-- Start --
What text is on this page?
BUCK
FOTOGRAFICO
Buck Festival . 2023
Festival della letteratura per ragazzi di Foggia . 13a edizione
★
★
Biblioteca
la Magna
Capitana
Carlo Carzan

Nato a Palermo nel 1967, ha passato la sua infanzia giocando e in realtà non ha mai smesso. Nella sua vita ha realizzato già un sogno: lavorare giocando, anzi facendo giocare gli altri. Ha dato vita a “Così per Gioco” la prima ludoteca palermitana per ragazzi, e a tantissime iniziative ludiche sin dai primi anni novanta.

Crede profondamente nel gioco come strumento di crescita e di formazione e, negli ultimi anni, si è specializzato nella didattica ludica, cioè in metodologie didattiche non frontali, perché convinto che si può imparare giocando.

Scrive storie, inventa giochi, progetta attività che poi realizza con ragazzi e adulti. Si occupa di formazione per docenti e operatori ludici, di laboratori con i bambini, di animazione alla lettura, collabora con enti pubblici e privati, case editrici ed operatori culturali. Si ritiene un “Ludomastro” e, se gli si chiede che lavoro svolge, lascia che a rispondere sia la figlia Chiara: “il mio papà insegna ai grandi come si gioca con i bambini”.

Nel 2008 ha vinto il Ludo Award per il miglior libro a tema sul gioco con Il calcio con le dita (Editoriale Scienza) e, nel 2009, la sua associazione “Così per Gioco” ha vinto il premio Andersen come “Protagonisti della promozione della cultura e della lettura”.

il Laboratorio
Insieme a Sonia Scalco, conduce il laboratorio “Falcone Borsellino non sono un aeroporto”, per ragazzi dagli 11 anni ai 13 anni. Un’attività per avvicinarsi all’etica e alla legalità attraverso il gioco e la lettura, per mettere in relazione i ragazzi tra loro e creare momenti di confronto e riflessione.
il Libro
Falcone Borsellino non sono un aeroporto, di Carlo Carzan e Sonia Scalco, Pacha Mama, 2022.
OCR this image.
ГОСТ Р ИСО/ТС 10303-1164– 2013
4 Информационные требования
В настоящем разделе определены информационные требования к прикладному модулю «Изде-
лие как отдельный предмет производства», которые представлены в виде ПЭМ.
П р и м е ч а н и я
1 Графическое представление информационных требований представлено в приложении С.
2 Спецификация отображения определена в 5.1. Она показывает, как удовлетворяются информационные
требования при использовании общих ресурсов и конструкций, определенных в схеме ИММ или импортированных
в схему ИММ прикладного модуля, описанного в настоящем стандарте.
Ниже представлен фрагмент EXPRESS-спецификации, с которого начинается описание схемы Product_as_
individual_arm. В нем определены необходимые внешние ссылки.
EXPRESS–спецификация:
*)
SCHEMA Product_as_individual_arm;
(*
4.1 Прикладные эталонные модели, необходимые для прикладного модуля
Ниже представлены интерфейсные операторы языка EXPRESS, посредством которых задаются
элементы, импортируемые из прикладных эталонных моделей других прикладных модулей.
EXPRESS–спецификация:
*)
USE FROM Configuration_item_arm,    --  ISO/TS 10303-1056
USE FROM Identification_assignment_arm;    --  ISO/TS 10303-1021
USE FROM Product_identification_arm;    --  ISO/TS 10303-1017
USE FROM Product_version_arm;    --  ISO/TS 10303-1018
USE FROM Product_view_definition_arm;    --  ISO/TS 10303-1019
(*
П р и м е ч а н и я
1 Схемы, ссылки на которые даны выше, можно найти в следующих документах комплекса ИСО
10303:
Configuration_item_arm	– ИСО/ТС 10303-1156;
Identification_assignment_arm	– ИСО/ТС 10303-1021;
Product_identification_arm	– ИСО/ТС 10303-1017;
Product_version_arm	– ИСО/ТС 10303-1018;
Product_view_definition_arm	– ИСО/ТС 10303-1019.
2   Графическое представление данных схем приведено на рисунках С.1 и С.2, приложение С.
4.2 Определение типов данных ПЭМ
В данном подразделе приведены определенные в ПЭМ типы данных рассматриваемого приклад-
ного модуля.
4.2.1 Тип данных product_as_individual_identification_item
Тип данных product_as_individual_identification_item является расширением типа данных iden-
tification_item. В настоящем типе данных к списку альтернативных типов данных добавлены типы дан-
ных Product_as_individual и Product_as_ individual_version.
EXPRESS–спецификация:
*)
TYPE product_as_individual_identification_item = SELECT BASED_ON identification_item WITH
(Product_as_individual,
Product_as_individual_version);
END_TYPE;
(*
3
-- End --
→ **What to work on**: Determine how many of the lines above hold the word "типы", and output that number by itself.

→ **Written response**: 2